→ Task statement
Exclude every picture and return the remaining entries below verbatim.
** Provided entries follows **
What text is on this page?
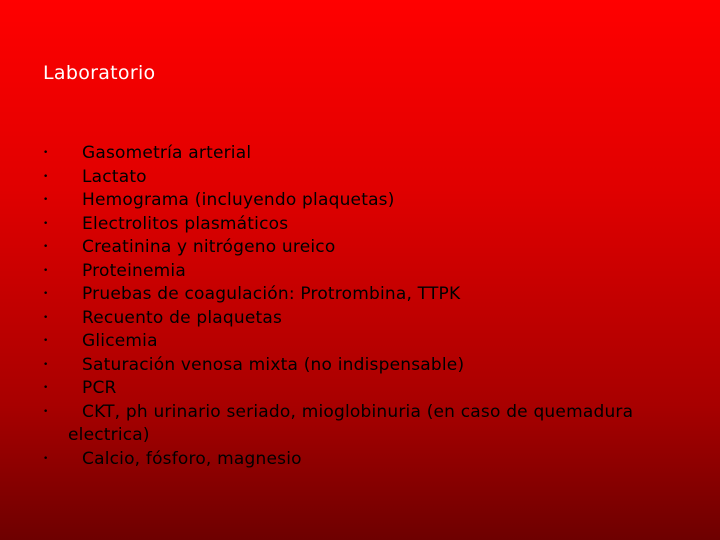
Laboratorio
• Gasometría arterial
• Lactato
• Hemograma (incluyendo plaquetas)
• Electrolitos plasmáticos
• Creatinina y nitrógeno ureico
• Proteinemia
• Pruebas de coagulación: Protrombina, TTPK
• Recuento de plaquetas
• Glicemia
• Saturación venosa mixta (no indispensable)
• PCR
•	CKT, ph urinario seriado, mioglobinuria (en caso de quemadura electrica)
• Calcio, fósforo, magnesio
** End of Provided entries **
→ Response
What text is on this page?
Laboratorio
• Gasometría arterial
• Lactato
• Hemograma (incluyendo plaquetas)
• Electrolitos plasmáticos
• Creatinina y nitrógeno ureico
• Proteinemia
• Pruebas de coagulación: Protrombina, TTPK
• Recuento de plaquetas
• Glicemia
• Saturación venosa mixta (no indispensable)
• PCR
•	CKT, ph urinario seriado, mioglobinuria (en caso de quemadura electrica)
• Calcio, fósforo, magnesio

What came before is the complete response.